Please output every line of the material as it stands, without the pictures.

■ **RECORDS TO PROCESS**:
════════
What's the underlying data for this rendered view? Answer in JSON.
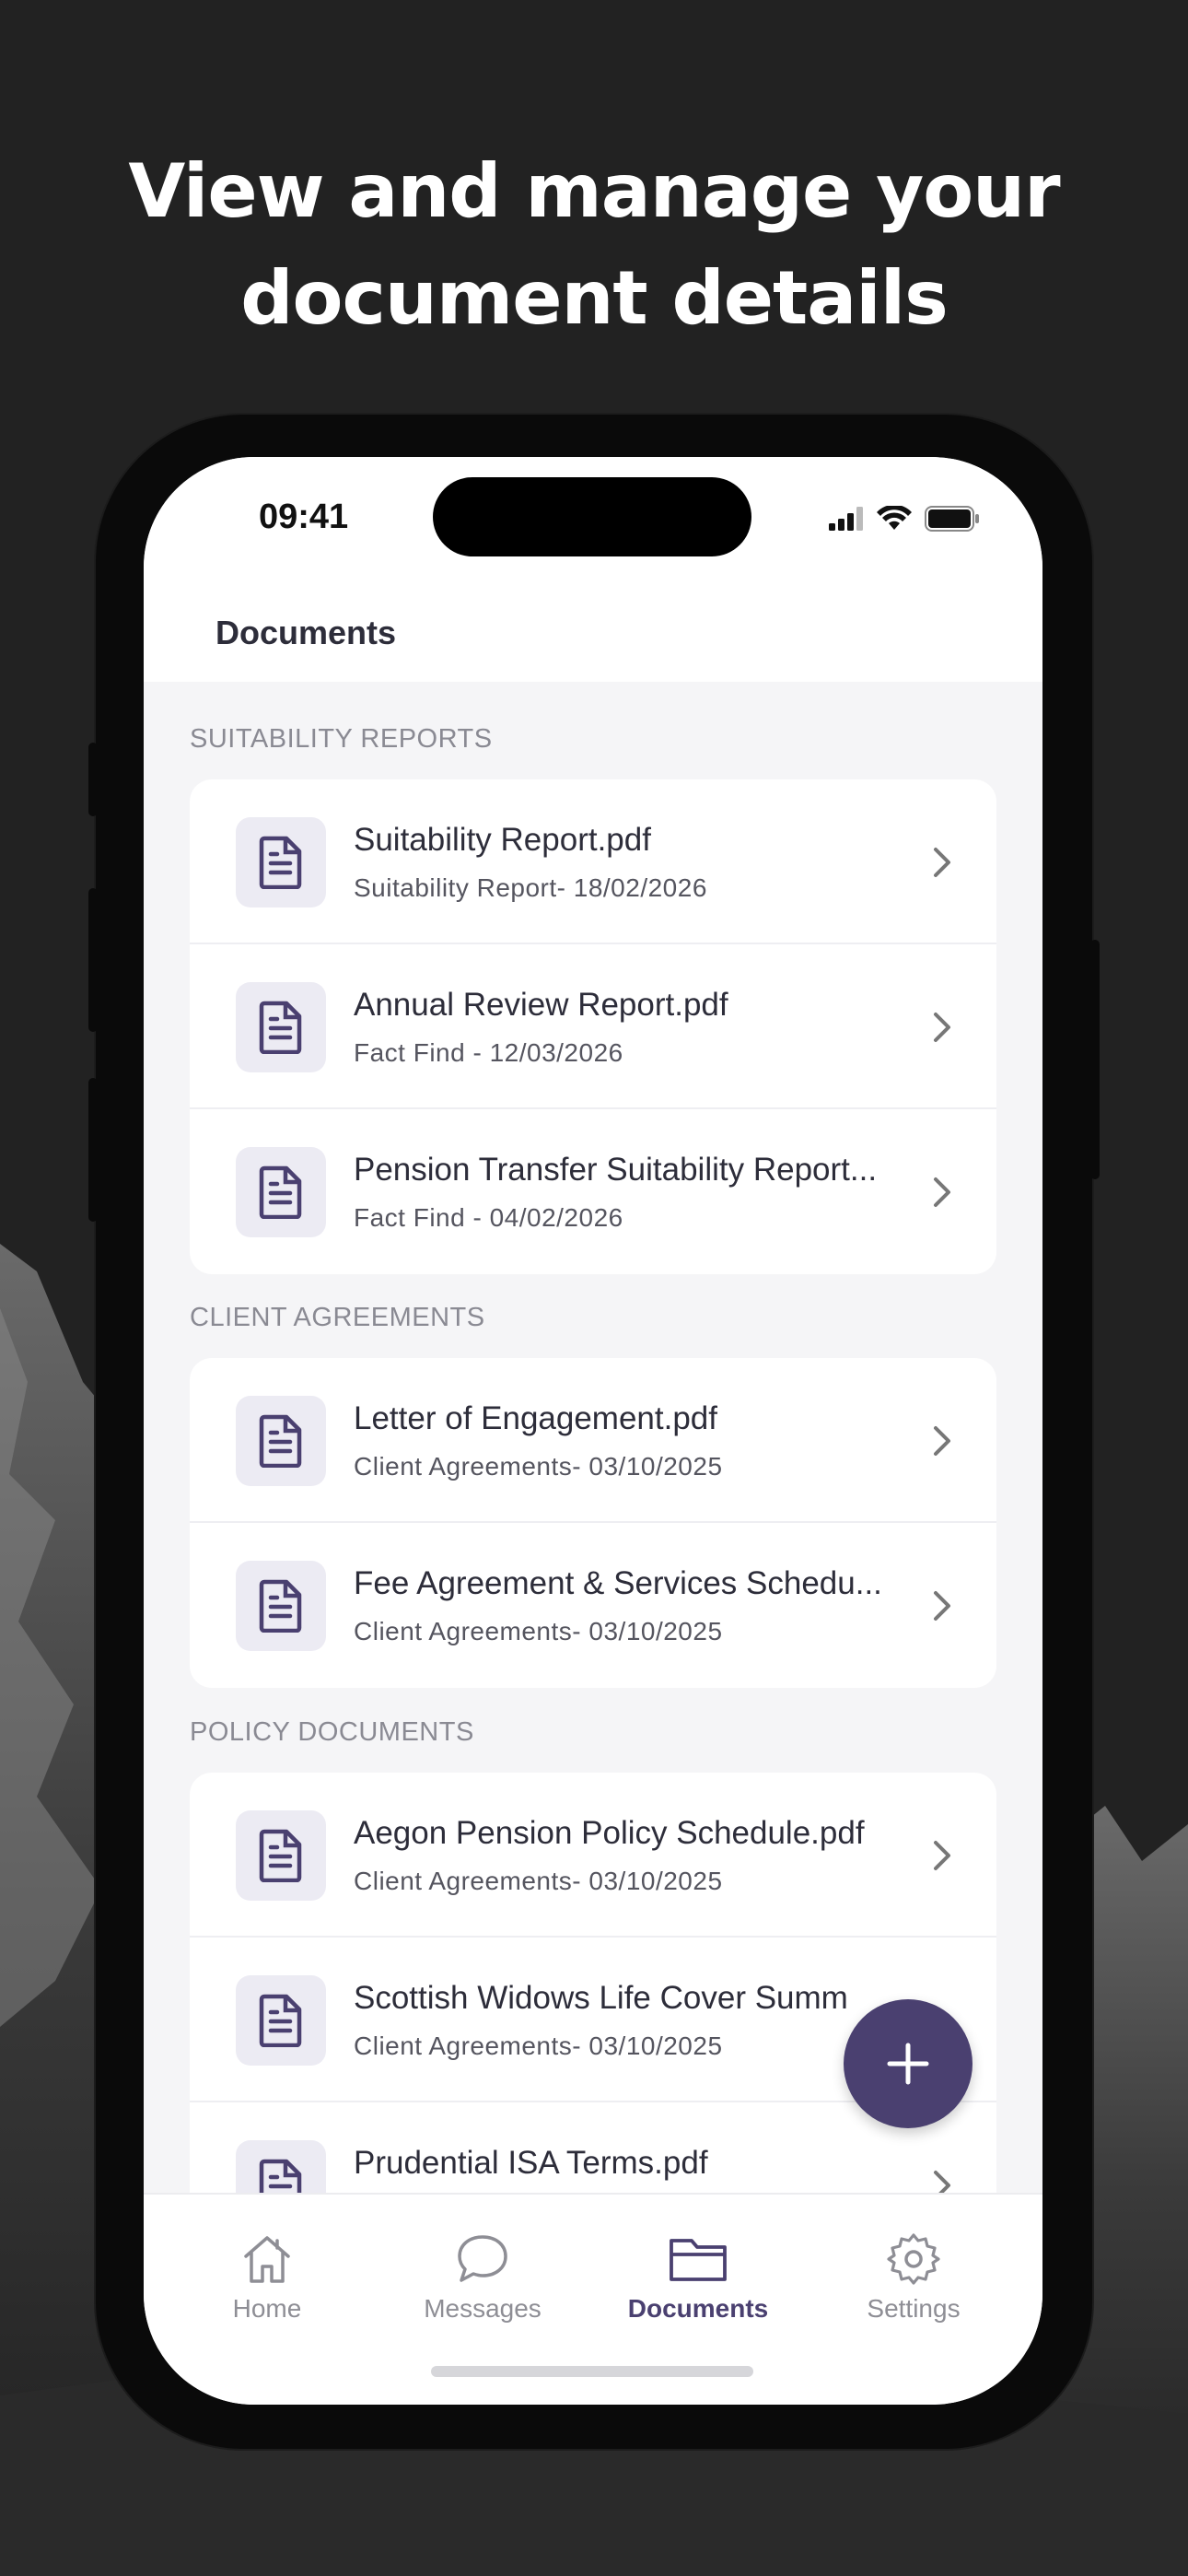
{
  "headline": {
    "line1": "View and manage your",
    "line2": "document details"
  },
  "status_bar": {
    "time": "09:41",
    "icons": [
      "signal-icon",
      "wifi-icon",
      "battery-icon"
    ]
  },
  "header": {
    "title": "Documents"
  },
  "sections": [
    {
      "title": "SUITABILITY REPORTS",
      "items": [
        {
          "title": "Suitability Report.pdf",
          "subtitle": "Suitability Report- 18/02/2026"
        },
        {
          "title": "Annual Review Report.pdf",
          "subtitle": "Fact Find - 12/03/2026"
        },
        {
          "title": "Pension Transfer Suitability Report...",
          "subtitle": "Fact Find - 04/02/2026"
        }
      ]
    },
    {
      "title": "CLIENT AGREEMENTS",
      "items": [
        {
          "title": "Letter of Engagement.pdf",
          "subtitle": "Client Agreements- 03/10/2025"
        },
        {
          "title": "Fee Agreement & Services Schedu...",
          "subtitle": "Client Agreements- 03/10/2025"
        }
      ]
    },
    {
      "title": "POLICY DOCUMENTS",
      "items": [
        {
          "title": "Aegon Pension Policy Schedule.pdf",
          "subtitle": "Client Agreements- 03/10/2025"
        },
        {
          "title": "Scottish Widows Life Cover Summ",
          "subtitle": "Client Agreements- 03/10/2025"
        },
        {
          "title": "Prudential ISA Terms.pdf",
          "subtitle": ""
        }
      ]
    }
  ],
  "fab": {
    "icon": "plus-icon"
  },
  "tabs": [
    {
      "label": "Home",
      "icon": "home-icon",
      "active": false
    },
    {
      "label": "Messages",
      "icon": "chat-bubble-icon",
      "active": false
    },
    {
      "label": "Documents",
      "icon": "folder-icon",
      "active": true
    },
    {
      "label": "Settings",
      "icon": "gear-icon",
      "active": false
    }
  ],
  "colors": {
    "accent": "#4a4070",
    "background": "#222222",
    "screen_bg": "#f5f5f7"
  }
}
════════
■ **SOLUTION TO THIS PROBLEM**:
What's the underlying data for this rendered view? Answer in JSON.
{
  "headline": {
    "line1": "View and manage your",
    "line2": "document details"
  },
  "status_bar": {
    "time": "09:41",
    "icons": [
      "signal-icon",
      "wifi-icon",
      "battery-icon"
    ]
  },
  "header": {
    "title": "Documents"
  },
  "sections": [
    {
      "title": "SUITABILITY REPORTS",
      "items": [
        {
          "title": "Suitability Report.pdf",
          "subtitle": "Suitability Report- 18/02/2026"
        },
        {
          "title": "Annual Review Report.pdf",
          "subtitle": "Fact Find - 12/03/2026"
        },
        {
          "title": "Pension Transfer Suitability Report...",
          "subtitle": "Fact Find - 04/02/2026"
        }
      ]
    },
    {
      "title": "CLIENT AGREEMENTS",
      "items": [
        {
          "title": "Letter of Engagement.pdf",
          "subtitle": "Client Agreements- 03/10/2025"
        },
        {
          "title": "Fee Agreement & Services Schedu...",
          "subtitle": "Client Agreements- 03/10/2025"
        }
      ]
    },
    {
      "title": "POLICY DOCUMENTS",
      "items": [
        {
          "title": "Aegon Pension Policy Schedule.pdf",
          "subtitle": "Client Agreements- 03/10/2025"
        },
        {
          "title": "Scottish Widows Life Cover Summ",
          "subtitle": "Client Agreements- 03/10/2025"
        },
        {
          "title": "Prudential ISA Terms.pdf",
          "subtitle": ""
        }
      ]
    }
  ],
  "fab": {
    "icon": "plus-icon"
  },
  "tabs": [
    {
      "label": "Home",
      "icon": "home-icon",
      "active": false
    },
    {
      "label": "Messages",
      "icon": "chat-bubble-icon",
      "active": false
    },
    {
      "label": "Documents",
      "icon": "folder-icon",
      "active": true
    },
    {
      "label": "Settings",
      "icon": "gear-icon",
      "active": false
    }
  ],
  "colors": {
    "accent": "#4a4070",
    "background": "#222222",
    "screen_bg": "#f5f5f7"
  }
}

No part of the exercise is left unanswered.